▸ **EXERCISE PROMPT**
Say how many lines hold the string "measure", and nothing more.

▸ **RECORDS SHOWN**
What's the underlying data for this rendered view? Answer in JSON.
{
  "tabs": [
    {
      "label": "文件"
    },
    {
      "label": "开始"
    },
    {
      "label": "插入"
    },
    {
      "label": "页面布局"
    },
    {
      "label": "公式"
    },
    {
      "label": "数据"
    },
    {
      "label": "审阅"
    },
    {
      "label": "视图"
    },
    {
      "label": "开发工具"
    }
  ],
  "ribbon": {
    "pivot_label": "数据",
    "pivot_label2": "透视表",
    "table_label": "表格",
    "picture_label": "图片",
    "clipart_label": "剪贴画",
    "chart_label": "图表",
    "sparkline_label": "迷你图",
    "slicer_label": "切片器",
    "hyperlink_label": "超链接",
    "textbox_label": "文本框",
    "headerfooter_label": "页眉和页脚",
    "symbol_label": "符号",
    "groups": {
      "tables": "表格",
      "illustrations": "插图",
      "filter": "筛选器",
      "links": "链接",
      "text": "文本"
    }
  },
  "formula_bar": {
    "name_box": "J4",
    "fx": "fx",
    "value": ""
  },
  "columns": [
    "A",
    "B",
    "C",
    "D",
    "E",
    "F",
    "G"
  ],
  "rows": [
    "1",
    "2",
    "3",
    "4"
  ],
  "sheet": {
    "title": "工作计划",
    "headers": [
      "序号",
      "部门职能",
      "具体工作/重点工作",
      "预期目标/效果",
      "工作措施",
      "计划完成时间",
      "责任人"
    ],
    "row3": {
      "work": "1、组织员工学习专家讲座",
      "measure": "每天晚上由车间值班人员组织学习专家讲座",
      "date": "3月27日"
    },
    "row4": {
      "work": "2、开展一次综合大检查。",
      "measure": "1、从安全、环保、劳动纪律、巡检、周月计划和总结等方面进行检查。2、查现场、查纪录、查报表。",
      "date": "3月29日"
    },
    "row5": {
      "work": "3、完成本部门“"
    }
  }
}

▸ **TASK SOLUTION**
2